§ **The data**:
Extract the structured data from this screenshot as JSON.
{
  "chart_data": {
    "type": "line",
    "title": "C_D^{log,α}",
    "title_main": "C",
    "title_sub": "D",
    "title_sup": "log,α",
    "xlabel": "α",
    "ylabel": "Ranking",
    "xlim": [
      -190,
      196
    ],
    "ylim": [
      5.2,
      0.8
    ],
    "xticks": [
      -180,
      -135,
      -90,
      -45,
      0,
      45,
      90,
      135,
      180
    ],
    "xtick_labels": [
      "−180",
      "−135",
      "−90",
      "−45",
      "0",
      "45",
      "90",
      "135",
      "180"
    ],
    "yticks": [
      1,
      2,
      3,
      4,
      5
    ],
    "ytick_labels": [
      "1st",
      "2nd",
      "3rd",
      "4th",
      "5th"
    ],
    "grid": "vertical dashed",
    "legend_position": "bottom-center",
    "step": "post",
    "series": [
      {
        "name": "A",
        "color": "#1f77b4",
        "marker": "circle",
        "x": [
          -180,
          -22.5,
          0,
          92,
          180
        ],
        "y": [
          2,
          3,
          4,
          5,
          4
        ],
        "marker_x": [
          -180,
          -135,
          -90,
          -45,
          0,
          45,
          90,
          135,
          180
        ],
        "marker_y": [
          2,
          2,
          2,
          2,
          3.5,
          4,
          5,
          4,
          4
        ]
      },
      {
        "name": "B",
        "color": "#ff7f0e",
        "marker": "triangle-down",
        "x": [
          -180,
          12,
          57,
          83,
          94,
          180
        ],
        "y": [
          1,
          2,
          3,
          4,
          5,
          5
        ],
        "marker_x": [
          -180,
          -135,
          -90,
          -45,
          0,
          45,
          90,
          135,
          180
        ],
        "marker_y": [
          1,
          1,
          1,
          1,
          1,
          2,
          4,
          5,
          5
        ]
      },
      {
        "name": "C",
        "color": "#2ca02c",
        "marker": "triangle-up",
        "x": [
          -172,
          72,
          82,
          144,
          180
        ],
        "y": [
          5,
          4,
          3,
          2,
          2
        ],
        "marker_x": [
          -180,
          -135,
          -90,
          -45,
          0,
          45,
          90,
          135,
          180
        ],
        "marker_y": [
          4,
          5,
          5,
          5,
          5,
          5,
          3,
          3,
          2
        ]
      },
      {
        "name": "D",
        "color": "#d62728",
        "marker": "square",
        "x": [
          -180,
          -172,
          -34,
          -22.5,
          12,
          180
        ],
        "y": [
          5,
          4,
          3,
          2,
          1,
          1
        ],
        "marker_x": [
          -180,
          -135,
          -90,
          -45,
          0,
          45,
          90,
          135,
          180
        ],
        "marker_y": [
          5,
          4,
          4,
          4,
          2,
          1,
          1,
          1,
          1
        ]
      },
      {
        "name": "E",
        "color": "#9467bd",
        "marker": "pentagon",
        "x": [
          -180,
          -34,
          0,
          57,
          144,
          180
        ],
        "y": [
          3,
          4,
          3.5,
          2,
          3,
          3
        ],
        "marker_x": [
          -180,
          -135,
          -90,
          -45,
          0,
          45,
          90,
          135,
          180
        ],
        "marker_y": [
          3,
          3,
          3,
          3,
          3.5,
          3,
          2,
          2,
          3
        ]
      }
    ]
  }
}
* * *
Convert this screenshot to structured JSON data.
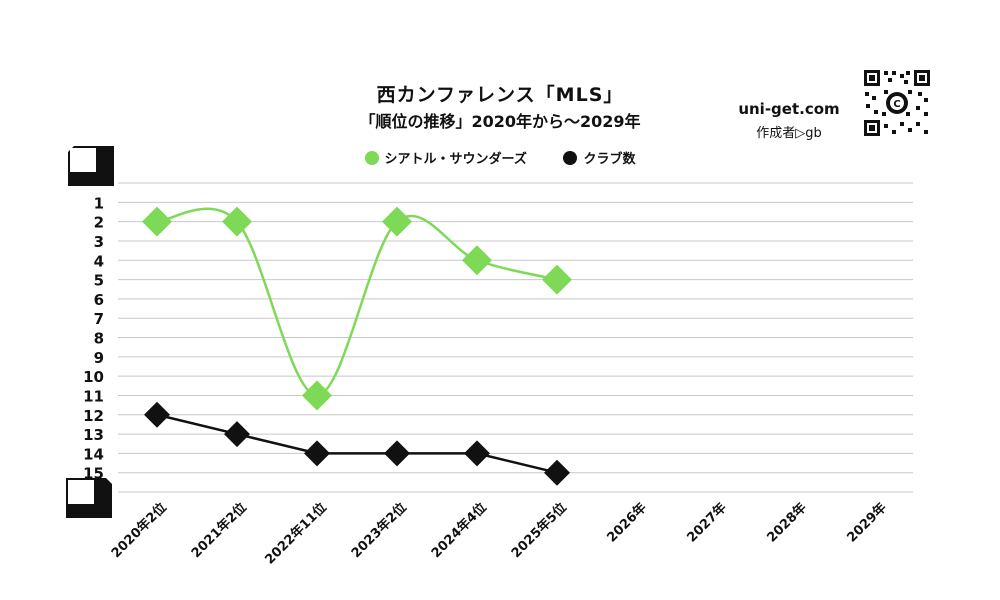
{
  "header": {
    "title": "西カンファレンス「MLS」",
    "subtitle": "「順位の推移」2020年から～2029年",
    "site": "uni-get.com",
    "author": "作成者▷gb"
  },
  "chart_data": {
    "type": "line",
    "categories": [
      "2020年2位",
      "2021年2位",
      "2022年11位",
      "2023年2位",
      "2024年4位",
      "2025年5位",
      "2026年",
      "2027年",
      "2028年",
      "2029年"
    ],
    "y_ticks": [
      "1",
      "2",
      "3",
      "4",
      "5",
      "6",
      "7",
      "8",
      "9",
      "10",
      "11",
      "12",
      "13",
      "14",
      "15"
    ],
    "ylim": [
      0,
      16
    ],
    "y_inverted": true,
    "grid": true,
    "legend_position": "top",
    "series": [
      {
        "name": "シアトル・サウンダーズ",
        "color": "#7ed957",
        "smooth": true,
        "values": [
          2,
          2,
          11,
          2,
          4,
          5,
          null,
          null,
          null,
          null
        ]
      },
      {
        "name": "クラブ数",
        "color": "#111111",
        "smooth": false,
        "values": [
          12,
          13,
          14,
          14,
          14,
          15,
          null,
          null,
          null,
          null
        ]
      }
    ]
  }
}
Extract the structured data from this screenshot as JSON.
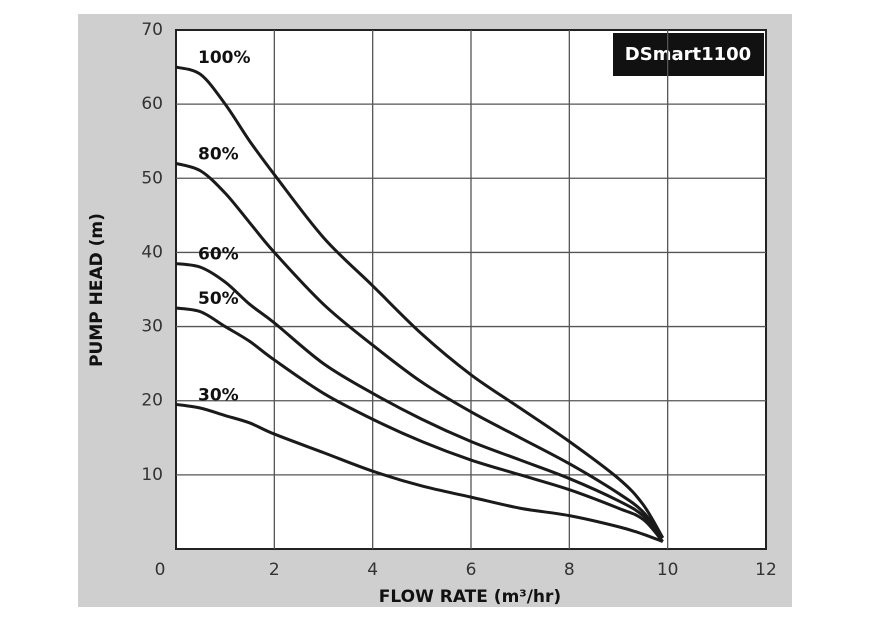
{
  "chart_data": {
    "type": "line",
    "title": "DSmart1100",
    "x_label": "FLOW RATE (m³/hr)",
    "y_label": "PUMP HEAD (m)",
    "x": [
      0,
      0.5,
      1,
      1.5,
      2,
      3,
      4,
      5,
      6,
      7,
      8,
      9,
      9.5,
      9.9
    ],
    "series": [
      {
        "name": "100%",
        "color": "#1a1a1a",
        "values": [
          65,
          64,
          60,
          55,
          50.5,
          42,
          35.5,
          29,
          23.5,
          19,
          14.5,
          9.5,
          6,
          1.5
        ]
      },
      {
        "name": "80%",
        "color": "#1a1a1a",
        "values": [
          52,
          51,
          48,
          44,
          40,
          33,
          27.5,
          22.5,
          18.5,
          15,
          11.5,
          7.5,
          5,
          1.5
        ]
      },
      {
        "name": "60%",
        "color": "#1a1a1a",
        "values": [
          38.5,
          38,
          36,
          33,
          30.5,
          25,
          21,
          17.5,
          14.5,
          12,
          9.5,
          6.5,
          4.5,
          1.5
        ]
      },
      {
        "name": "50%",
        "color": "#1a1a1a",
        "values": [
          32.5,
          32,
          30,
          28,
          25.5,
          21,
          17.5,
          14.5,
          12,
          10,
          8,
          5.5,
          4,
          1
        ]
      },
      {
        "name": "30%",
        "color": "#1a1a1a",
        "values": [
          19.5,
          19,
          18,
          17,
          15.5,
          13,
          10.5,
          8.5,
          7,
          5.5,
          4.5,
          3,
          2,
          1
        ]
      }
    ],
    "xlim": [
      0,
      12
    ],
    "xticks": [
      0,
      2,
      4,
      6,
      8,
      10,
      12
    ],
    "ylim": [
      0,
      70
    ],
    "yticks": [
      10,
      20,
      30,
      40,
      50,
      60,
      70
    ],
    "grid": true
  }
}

§ **Do this**:
Filter the data, keeping only the lines that contain "name".

§ **Response**:
        "name": "A",
        "name": "B",
        "name": "C",
        "name": "D",
        "name": "E",
        "name": "シアトル・サウンダーズ",
        "name": "クラブ数",
        "name": "100%",
        "name": "80%",
        "name": "60%",
        "name": "50%",
        "name": "30%",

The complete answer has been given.